◆ **Work required**:
Determine how many lines carry the word "gyógyszerbiztonsági". Output that number only.

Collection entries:
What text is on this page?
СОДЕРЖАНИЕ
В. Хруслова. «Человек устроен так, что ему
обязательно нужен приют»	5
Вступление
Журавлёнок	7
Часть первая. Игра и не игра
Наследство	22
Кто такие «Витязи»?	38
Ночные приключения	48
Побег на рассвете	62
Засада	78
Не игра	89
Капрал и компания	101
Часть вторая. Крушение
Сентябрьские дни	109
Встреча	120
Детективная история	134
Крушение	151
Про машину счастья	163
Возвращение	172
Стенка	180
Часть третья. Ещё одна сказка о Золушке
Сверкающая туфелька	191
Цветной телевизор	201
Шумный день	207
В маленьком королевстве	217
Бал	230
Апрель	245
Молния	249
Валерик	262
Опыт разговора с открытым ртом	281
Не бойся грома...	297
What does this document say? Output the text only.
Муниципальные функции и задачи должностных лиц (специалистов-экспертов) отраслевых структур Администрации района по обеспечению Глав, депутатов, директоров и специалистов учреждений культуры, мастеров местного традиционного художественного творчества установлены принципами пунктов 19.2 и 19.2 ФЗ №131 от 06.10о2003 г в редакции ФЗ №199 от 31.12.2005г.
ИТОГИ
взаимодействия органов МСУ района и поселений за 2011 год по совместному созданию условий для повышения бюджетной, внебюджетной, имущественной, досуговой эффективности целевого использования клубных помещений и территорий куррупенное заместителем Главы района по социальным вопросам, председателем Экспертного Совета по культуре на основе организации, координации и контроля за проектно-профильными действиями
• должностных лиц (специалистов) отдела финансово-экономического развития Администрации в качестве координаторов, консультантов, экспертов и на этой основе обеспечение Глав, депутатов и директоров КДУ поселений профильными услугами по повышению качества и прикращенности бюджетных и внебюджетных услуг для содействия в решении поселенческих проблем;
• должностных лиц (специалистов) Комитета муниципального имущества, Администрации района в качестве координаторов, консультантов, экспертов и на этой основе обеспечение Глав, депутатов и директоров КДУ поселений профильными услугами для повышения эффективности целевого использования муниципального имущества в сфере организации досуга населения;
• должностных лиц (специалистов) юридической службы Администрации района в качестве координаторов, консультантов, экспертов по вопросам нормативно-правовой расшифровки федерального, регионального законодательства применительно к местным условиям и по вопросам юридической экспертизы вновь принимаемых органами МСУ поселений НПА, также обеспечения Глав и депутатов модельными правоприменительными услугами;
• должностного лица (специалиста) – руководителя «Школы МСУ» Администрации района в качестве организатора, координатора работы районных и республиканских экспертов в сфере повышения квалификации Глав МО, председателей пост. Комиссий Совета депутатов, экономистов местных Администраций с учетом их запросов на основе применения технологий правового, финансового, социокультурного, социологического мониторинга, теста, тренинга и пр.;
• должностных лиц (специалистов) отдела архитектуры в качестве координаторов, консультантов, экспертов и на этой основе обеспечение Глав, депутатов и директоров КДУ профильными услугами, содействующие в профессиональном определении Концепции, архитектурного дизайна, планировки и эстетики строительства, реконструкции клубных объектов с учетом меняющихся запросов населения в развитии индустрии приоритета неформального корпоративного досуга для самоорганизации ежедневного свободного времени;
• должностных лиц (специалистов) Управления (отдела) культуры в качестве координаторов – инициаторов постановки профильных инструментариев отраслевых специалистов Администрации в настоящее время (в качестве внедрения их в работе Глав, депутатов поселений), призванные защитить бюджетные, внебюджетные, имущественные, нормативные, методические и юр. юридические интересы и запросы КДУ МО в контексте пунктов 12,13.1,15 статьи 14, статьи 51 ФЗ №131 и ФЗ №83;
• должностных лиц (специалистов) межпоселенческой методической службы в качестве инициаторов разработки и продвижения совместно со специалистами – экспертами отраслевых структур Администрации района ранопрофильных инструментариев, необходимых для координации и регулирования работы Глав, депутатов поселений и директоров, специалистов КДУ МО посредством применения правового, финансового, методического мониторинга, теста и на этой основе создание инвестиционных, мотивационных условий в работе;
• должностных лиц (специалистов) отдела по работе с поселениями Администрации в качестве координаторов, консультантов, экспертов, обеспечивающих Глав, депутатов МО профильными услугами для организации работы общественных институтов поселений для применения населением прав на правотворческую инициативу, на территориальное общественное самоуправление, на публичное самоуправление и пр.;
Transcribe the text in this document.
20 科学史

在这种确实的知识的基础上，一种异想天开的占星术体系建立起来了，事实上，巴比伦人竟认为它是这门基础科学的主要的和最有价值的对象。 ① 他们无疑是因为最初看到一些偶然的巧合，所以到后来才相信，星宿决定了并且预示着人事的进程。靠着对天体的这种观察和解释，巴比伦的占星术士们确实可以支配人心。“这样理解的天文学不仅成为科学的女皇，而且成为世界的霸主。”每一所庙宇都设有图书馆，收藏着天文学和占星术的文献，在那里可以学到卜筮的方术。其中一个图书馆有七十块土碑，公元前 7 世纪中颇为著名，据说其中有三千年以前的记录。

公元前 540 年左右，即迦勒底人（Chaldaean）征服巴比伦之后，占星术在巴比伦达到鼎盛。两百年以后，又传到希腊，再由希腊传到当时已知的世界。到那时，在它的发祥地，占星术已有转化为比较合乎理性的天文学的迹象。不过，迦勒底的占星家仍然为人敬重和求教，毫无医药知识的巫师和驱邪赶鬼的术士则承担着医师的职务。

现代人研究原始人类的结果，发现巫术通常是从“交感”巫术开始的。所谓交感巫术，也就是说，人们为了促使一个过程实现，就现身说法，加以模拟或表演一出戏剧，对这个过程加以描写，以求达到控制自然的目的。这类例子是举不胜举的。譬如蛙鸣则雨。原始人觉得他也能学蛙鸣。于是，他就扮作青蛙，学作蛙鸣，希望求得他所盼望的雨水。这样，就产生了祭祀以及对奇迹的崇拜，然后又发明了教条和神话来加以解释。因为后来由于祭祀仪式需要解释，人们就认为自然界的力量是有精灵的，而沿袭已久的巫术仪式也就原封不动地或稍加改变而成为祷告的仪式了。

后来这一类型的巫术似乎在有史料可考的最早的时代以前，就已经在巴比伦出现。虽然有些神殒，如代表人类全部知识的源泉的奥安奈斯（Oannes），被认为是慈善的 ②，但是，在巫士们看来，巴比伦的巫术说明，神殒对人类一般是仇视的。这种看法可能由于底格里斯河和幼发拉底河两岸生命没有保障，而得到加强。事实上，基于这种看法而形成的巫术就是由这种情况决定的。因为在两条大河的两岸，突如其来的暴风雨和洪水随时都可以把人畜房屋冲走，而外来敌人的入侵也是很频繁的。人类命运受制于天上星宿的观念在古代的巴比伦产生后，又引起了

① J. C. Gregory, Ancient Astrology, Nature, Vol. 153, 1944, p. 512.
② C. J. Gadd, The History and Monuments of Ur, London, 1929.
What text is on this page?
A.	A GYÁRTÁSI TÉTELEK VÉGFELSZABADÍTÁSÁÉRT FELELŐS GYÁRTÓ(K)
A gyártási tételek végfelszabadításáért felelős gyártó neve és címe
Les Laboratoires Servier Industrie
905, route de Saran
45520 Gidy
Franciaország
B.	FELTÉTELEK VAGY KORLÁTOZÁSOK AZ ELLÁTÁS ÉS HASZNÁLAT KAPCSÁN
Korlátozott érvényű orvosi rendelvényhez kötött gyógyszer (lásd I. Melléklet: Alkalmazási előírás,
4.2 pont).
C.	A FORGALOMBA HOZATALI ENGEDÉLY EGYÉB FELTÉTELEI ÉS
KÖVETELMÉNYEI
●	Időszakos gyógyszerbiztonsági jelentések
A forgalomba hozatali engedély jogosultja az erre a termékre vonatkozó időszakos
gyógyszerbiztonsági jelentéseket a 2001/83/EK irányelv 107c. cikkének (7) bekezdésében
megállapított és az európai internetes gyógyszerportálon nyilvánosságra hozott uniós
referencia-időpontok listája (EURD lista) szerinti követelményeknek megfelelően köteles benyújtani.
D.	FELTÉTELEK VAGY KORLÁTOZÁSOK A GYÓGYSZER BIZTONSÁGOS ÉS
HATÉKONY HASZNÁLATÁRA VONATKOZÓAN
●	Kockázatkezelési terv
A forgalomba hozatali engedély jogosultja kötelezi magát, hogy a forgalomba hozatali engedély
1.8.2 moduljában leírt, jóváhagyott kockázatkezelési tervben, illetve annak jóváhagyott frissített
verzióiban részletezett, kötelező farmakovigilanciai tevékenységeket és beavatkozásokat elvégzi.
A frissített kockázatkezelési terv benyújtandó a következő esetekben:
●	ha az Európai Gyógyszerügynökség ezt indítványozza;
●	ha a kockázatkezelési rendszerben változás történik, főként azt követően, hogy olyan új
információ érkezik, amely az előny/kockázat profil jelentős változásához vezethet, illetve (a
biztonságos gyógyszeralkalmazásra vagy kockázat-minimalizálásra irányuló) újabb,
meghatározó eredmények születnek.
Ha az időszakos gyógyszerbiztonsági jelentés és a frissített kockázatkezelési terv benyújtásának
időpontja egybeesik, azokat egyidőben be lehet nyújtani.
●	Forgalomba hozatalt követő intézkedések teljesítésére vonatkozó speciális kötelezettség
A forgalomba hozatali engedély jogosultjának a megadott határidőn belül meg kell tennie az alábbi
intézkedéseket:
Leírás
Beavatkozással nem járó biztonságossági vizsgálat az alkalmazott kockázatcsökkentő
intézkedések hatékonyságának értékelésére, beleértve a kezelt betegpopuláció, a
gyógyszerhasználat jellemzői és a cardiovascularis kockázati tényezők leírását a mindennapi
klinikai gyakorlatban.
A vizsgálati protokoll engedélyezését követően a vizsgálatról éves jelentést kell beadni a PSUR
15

◆ **Response for this exercise**:
3